[BEGIN SUPPLIED INFORMATION]
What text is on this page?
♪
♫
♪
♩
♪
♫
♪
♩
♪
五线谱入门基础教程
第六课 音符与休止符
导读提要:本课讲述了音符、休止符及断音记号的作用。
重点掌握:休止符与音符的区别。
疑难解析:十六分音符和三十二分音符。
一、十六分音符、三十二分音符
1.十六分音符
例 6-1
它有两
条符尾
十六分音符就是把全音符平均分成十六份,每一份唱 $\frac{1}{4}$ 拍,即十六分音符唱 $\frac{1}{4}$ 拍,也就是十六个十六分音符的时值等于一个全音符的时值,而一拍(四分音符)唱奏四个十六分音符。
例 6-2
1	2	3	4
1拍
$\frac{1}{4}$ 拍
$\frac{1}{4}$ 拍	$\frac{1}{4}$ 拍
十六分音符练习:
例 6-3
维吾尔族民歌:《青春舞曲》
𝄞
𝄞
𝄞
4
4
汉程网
[END SUPPLIED INFORMATION]
- _REQUIRED WORK_: In the listing above, find each line with the word "frac" and copy it.

- _ANSWER TO THE EXERCISE_:
十六分音符就是把全音符平均分成十六份,每一份唱 $\frac{1}{4}$ 拍,即十六分音符唱 $\frac{1}{4}$ 拍,也就是十六个十六分音符的时值等于一个全音符的时值,而一拍(四分音符)唱奏四个十六分音符。
$\frac{1}{4}$ 拍
$\frac{1}{4}$ 拍	$\frac{1}{4}$ 拍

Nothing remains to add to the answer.